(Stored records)
━━━━━━━━━━━━━━━━━━━━━━━━━━━━━━
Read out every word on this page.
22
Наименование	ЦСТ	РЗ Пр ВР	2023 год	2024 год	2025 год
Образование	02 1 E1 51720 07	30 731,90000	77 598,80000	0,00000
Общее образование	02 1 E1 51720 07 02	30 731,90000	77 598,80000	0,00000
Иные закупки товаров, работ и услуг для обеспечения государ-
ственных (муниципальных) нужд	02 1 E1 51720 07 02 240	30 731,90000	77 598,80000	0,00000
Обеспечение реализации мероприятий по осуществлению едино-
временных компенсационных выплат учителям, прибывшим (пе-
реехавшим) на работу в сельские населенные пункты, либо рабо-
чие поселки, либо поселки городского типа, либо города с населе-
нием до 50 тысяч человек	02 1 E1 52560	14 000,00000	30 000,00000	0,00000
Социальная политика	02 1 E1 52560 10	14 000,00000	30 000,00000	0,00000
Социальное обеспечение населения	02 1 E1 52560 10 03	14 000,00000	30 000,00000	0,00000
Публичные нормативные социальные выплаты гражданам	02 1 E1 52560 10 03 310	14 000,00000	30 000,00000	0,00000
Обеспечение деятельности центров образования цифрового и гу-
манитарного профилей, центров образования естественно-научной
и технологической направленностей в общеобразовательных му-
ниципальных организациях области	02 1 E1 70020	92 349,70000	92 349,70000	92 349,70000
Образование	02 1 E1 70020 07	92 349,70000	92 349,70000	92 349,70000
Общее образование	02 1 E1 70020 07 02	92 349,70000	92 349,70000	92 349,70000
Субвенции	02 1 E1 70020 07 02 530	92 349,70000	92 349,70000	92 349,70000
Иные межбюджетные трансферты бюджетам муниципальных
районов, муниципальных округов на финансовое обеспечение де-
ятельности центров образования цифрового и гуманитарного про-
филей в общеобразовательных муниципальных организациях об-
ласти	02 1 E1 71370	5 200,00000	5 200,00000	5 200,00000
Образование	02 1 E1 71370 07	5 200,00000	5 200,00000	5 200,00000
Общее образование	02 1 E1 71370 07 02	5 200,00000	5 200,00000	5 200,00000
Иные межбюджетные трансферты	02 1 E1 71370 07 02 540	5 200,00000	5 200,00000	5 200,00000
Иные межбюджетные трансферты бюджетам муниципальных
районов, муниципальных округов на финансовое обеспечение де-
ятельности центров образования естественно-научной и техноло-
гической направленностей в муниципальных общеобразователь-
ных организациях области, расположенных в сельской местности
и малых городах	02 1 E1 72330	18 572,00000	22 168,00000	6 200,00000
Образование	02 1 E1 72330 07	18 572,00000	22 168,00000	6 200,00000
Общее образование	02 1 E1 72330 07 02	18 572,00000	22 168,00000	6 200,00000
━━━━━━━━━━━━━━━━━━━━━━━━━━━━━━
Task instructions:
In the entries above, find each line with the word "общеобразовательных" and show it.

The completed task:
и технологической направленностей в общеобразовательных му-
филей в общеобразовательных муниципальных организациях об-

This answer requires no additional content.